- Material supplied:
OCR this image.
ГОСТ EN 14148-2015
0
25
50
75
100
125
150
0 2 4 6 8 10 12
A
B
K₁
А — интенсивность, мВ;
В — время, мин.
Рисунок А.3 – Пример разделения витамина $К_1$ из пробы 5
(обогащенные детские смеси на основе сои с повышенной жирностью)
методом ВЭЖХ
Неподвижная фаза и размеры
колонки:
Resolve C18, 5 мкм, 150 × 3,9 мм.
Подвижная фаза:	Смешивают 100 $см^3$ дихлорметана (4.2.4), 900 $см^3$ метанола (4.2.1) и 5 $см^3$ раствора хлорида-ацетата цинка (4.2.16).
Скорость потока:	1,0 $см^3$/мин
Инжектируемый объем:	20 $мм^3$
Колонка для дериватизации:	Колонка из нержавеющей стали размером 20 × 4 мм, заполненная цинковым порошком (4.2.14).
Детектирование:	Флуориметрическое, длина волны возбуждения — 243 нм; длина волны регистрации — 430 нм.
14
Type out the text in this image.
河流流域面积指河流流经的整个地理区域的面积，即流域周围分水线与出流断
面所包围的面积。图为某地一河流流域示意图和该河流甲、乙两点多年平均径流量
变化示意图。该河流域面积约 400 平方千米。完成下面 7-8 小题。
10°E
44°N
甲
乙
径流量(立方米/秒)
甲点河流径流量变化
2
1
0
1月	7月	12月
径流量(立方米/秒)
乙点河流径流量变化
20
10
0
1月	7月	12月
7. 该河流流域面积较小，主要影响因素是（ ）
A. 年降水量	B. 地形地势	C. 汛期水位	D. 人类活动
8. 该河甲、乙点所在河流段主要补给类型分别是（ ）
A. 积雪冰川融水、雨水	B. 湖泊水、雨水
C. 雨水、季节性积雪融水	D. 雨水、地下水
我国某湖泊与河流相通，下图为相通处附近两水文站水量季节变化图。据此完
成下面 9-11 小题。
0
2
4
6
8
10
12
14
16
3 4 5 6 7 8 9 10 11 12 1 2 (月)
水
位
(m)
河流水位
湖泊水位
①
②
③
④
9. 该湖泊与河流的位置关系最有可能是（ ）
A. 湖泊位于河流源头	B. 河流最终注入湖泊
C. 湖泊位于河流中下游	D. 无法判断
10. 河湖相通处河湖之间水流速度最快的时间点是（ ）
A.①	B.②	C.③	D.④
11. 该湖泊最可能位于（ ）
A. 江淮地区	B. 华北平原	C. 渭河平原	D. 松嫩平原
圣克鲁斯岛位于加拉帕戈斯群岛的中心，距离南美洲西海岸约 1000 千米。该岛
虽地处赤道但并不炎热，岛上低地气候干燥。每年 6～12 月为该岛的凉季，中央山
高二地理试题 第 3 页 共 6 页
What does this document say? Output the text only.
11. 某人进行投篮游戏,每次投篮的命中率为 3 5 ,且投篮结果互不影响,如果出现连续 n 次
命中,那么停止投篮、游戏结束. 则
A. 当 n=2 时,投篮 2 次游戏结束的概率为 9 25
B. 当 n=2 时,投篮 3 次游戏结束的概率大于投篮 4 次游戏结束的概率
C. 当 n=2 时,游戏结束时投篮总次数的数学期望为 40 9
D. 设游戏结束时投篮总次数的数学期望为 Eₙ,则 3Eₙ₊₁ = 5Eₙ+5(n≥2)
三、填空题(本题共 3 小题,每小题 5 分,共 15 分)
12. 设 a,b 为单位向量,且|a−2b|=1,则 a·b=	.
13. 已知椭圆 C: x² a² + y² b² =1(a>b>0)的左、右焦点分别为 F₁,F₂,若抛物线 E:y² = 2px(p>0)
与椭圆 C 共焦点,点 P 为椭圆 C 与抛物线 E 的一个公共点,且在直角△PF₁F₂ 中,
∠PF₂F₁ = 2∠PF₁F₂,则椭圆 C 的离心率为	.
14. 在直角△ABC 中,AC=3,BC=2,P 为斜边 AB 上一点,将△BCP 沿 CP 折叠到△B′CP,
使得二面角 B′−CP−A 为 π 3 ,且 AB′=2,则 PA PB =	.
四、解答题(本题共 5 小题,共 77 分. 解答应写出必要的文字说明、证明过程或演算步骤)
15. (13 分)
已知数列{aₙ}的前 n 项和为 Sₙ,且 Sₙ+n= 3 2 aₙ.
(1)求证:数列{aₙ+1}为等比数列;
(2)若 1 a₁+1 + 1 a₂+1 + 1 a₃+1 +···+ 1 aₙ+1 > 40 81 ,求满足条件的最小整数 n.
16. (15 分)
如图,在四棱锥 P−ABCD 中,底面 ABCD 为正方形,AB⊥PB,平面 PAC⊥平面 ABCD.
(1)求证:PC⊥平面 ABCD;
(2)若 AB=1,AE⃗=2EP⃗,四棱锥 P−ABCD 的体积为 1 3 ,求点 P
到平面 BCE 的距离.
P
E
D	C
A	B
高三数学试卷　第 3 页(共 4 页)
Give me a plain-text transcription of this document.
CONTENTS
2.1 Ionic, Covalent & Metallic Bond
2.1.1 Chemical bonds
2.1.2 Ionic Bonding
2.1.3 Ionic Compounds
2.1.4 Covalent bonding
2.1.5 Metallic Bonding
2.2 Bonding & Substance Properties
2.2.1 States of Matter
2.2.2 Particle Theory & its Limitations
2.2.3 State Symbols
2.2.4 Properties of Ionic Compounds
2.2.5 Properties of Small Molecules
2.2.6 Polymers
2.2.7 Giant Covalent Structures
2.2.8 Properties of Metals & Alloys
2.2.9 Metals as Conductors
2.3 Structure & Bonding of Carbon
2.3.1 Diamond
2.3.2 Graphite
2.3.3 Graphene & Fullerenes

- Objective: Locate the word "Compounds" in the records above, and return each line that has it.

- Solution to the exercise:
2.1.3 Ionic Compounds
2.2.4 Properties of Ionic Compounds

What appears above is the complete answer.